# Instructions to follow
Repeat the records in full and exactly, omitting pictures.
** start of Raw records **
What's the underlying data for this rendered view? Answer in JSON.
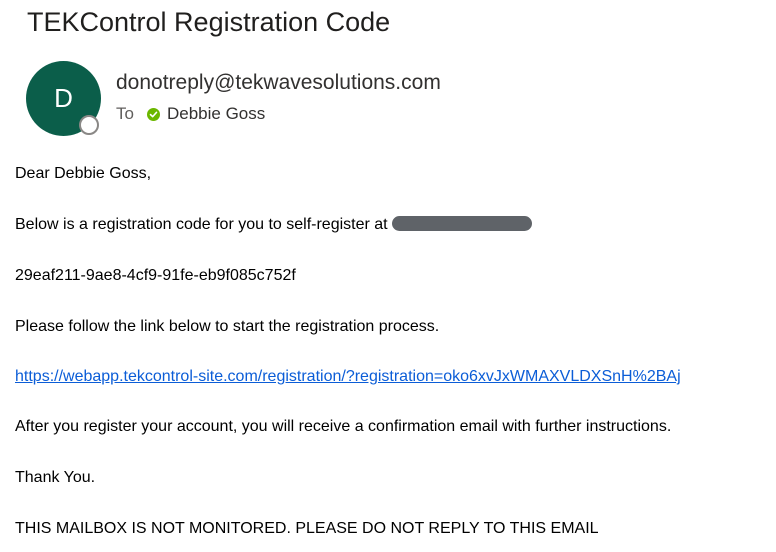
{
  "email": {
    "subject": "TEKControl Registration Code",
    "sender": {
      "initial": "D",
      "address": "donotreply@tekwavesolutions.com"
    },
    "to_label": "To",
    "recipient": "Debbie Goss",
    "body": {
      "greeting": "Dear Debbie Goss,",
      "intro": "Below is a registration code for you to self-register at",
      "code": "29eaf211-9ae8-4cf9-91fe-eb9f085c752f",
      "instruction": "Please follow the link below to start the registration process.",
      "link": "https://webapp.tekcontrol-site.com/registration/?registration=oko6xvJxWMAXVLDXSnH%2BAj",
      "followup": "After you register your account, you will receive a confirmation email with further instructions.",
      "thanks": "Thank You.",
      "footer": "THIS MAILBOX IS NOT MONITORED. PLEASE DO NOT REPLY TO THIS EMAIL"
    }
  },
  "colors": {
    "avatar": "#0b5e4a",
    "presence_available": "#6bb700",
    "link": "#0b5dd7",
    "redaction": "#5f6368"
  },
  "icons": {
    "presence": "status-ring-icon",
    "recipient_status": "available-check-icon"
  }
}
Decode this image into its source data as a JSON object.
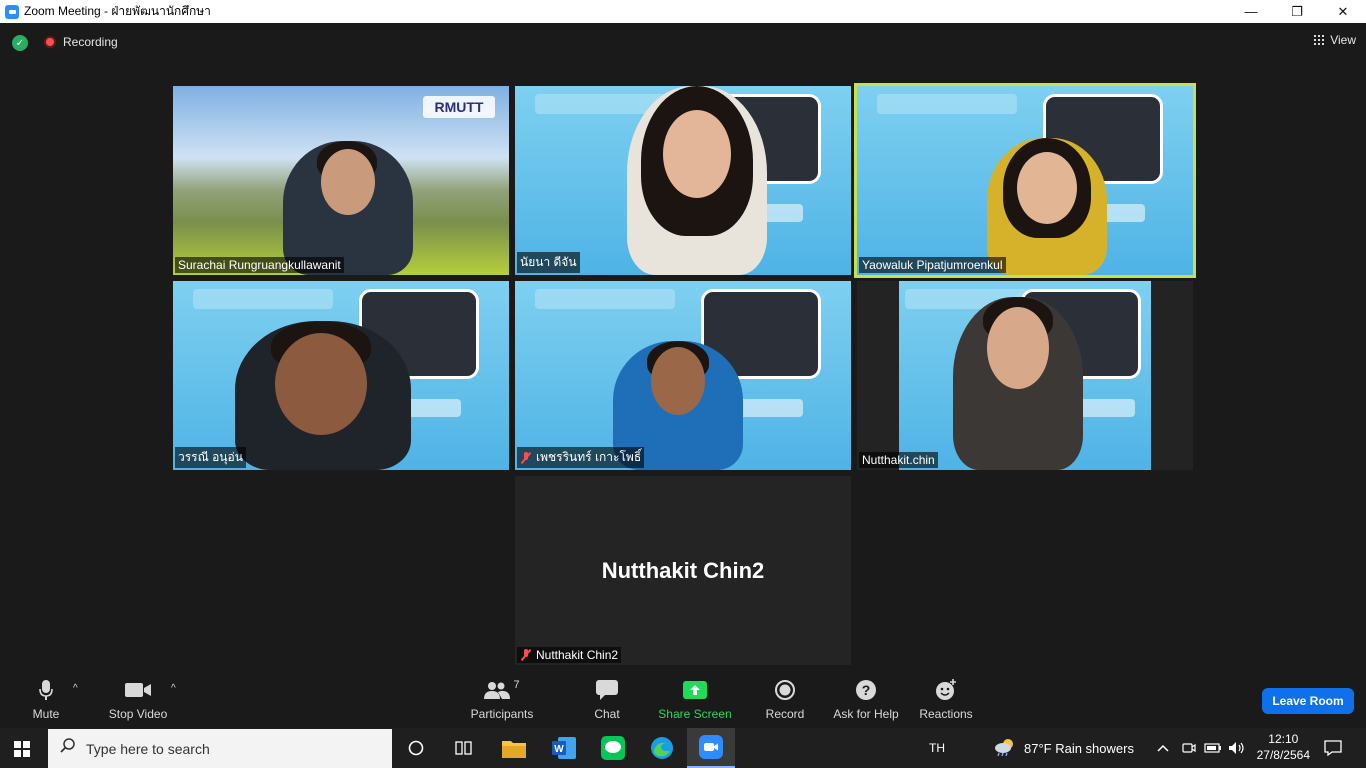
{
  "window": {
    "title": "Zoom Meeting - ฝ่ายพัฒนานักศึกษา",
    "minimize": "—",
    "maximize": "❐",
    "close": "✕"
  },
  "topbar": {
    "recording_label": "Recording",
    "view_label": "View"
  },
  "participants": [
    {
      "name": "Surachai Rungruangkullawanit",
      "muted": false
    },
    {
      "name": "นัยนา  ดีจัน",
      "muted": false
    },
    {
      "name": "Yaowaluk Pipatjumroenkul",
      "muted": false,
      "active_speaker": true
    },
    {
      "name": "วรรณี  อนุอ่น",
      "muted": false
    },
    {
      "name": "เพชรรินทร์ เกาะโพธิ์",
      "muted": true
    },
    {
      "name": "Nutthakit.chin",
      "muted": false
    },
    {
      "name": "Nutthakit Chin2",
      "muted": true,
      "video_off": true
    }
  ],
  "placeholder": {
    "display_name": "Nutthakit Chin2"
  },
  "logo_text": "RMUTT",
  "toolbar": {
    "mute": "Mute",
    "stop_video": "Stop Video",
    "participants": "Participants",
    "participants_count": "7",
    "chat": "Chat",
    "share_screen": "Share Screen",
    "record": "Record",
    "ask_for_help": "Ask for Help",
    "reactions": "Reactions",
    "leave_room": "Leave Room"
  },
  "taskbar": {
    "search_placeholder": "Type here to search",
    "language": "TH",
    "weather": "87°F  Rain showers",
    "time": "12:10",
    "date": "27/8/2564"
  },
  "colors": {
    "accent": "#0e71eb",
    "share_green": "#23d959",
    "active_border": "#c8e04a",
    "muted_red": "#ff4d4d"
  }
}
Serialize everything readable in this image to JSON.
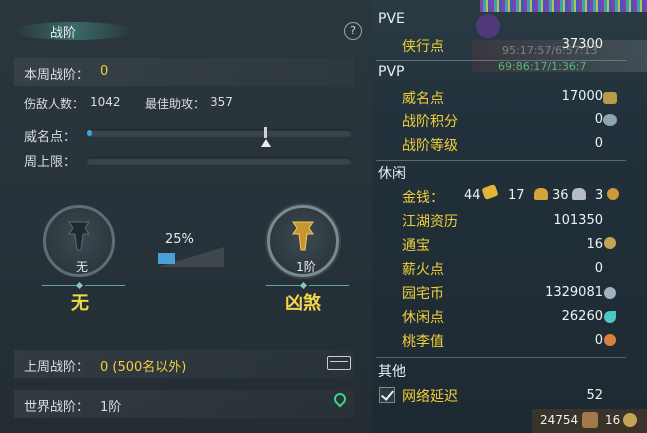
** end of Raw records **
# Written answer
What's the underlying data for this rendered view? Answer in JSON.
{
  "email": {
    "subject": "TEKControl Registration Code",
    "sender": {
      "initial": "D",
      "address": "donotreply@tekwavesolutions.com"
    },
    "to_label": "To",
    "recipient": "Debbie Goss",
    "body": {
      "greeting": "Dear Debbie Goss,",
      "intro": "Below is a registration code for you to self-register at",
      "code": "29eaf211-9ae8-4cf9-91fe-eb9f085c752f",
      "instruction": "Please follow the link below to start the registration process.",
      "link": "https://webapp.tekcontrol-site.com/registration/?registration=oko6xvJxWMAXVLDXSnH%2BAj",
      "followup": "After you register your account, you will receive a confirmation email with further instructions.",
      "thanks": "Thank You.",
      "footer": "THIS MAILBOX IS NOT MONITORED. PLEASE DO NOT REPLY TO THIS EMAIL"
    }
  },
  "colors": {
    "avatar": "#0b5e4a",
    "presence_available": "#6bb700",
    "link": "#0b5dd7",
    "redaction": "#5f6368"
  },
  "icons": {
    "presence": "status-ring-icon",
    "recipient_status": "available-check-icon"
  }
}
Decode this image into its source data as a JSON object.
{
  "window": {
    "title": "Zoom Meeting - ฝ่ายพัฒนานักศึกษา",
    "minimize": "—",
    "maximize": "❐",
    "close": "✕"
  },
  "topbar": {
    "recording_label": "Recording",
    "view_label": "View"
  },
  "participants": [
    {
      "name": "Surachai Rungruangkullawanit",
      "muted": false
    },
    {
      "name": "นัยนา  ดีจัน",
      "muted": false
    },
    {
      "name": "Yaowaluk Pipatjumroenkul",
      "muted": false,
      "active_speaker": true
    },
    {
      "name": "วรรณี  อนุอ่น",
      "muted": false
    },
    {
      "name": "เพชรรินทร์ เกาะโพธิ์",
      "muted": true
    },
    {
      "name": "Nutthakit.chin",
      "muted": false
    },
    {
      "name": "Nutthakit Chin2",
      "muted": true,
      "video_off": true
    }
  ],
  "placeholder": {
    "display_name": "Nutthakit Chin2"
  },
  "logo_text": "RMUTT",
  "toolbar": {
    "mute": "Mute",
    "stop_video": "Stop Video",
    "participants": "Participants",
    "participants_count": "7",
    "chat": "Chat",
    "share_screen": "Share Screen",
    "record": "Record",
    "ask_for_help": "Ask for Help",
    "reactions": "Reactions",
    "leave_room": "Leave Room"
  },
  "taskbar": {
    "search_placeholder": "Type here to search",
    "language": "TH",
    "weather": "87°F  Rain showers",
    "time": "12:10",
    "date": "27/8/2564"
  },
  "colors": {
    "accent": "#0e71eb",
    "share_green": "#23d959",
    "active_border": "#c8e04a",
    "muted_red": "#ff4d4d"
  }
}
Serialize everything readable in this image to JSON.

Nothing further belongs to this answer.